─── Records shown ───
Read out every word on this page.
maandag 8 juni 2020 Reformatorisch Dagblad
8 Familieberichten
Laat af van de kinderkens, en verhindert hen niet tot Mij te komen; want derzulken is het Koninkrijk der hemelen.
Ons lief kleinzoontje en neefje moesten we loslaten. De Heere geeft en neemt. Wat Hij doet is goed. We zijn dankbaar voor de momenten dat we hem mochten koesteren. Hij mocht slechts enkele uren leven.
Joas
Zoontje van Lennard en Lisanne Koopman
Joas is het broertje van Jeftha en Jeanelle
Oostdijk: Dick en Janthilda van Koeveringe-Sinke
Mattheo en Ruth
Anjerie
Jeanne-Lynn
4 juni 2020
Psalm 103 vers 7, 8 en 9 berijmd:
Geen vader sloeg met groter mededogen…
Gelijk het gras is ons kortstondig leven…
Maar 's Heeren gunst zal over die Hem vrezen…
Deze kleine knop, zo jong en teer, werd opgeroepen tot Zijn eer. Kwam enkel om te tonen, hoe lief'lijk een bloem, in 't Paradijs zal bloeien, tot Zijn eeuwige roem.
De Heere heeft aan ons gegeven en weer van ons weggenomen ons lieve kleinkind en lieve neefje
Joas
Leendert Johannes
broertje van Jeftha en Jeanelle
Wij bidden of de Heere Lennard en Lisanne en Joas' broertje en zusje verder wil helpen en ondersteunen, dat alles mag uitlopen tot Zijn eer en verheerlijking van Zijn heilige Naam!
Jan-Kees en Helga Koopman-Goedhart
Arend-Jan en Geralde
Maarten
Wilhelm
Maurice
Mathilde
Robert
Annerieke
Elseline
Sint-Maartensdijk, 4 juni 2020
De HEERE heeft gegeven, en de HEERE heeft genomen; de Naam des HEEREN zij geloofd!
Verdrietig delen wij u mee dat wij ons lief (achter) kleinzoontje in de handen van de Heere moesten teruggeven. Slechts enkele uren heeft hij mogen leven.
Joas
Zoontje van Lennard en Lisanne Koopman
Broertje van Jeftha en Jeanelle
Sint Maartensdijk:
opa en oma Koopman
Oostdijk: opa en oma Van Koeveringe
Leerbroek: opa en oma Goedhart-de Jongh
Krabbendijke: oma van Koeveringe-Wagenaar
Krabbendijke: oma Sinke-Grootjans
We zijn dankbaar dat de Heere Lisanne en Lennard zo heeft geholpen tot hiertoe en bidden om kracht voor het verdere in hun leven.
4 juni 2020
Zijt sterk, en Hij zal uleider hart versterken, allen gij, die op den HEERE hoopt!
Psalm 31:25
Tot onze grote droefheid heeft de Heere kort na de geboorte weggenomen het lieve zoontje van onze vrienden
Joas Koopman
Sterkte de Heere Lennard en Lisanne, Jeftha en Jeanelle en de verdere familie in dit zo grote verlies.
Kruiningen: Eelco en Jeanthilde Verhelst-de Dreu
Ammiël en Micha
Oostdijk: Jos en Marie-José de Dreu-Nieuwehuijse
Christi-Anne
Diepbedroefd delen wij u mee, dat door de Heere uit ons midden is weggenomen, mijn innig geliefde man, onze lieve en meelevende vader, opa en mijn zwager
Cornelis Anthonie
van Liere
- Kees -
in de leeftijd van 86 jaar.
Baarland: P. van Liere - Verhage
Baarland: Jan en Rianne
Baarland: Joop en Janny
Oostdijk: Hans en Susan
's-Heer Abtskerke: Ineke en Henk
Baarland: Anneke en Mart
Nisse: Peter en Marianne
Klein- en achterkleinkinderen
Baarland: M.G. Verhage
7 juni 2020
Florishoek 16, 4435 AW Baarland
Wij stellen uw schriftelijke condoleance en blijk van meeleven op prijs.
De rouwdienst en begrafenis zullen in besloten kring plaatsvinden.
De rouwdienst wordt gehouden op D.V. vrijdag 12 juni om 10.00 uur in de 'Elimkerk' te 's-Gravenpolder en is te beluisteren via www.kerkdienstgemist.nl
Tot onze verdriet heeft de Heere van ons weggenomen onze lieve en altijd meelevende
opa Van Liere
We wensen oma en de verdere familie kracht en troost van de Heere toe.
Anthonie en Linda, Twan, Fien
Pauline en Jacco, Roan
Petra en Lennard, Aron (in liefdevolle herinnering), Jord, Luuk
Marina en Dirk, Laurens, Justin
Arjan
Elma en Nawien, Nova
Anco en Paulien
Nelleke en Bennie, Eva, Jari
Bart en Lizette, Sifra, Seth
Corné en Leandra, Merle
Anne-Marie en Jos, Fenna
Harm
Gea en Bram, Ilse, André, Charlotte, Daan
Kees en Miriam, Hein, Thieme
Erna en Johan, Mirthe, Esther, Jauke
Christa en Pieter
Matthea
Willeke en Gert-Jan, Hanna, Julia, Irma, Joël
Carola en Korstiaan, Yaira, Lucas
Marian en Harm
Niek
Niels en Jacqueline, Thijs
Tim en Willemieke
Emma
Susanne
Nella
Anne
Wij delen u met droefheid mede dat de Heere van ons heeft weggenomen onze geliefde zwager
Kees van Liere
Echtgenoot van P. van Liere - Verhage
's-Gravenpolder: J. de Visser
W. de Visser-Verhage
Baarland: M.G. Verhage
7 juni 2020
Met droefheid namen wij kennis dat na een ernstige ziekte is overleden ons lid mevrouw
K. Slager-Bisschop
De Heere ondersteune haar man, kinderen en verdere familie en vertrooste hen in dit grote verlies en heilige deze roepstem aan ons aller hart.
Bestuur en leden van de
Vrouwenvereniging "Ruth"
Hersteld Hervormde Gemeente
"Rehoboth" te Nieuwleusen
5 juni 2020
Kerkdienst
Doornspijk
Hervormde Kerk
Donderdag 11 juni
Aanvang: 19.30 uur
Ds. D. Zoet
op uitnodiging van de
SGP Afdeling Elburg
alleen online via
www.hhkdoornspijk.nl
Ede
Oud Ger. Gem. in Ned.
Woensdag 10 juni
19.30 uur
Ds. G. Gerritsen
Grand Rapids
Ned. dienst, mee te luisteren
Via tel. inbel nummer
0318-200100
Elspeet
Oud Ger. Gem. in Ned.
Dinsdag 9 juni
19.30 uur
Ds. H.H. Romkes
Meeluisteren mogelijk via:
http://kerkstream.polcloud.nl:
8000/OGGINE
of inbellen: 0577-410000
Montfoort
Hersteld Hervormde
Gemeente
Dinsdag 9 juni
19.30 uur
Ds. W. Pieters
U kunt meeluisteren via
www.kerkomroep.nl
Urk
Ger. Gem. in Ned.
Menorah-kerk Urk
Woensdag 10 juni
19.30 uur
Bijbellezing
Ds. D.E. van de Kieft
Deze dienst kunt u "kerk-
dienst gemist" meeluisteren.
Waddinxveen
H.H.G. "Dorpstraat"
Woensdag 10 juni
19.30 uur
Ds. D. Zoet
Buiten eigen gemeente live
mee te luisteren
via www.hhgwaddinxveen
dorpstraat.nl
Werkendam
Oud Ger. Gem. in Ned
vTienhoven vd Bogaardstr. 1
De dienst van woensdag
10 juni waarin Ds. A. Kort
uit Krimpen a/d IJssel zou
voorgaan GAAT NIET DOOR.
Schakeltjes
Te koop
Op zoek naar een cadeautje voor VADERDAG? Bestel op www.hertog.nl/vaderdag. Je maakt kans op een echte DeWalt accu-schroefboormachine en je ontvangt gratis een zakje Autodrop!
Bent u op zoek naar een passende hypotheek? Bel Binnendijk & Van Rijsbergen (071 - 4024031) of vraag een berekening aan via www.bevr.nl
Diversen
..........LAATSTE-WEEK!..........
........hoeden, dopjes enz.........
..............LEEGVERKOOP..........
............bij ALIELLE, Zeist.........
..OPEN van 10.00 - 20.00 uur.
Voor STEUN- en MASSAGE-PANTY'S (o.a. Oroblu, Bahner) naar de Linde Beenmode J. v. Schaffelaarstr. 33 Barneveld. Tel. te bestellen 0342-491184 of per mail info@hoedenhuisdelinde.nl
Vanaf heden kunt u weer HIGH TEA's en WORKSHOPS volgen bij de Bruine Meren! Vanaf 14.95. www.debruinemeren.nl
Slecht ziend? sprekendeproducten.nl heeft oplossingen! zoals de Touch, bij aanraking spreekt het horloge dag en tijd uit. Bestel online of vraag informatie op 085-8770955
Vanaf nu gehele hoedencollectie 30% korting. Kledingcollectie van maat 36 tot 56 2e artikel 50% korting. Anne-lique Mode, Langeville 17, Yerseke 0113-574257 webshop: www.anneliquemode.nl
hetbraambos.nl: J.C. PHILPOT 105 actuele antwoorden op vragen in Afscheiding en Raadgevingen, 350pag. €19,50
───
**What needs to be done**
Check each line above for the word "Dreu" and copy every line that has it.

**Response below**
Kruiningen: Eelco en Jeanthilde Verhelst-de Dreu
Oostdijk: Jos en Marie-José de Dreu-Nieuwehuijse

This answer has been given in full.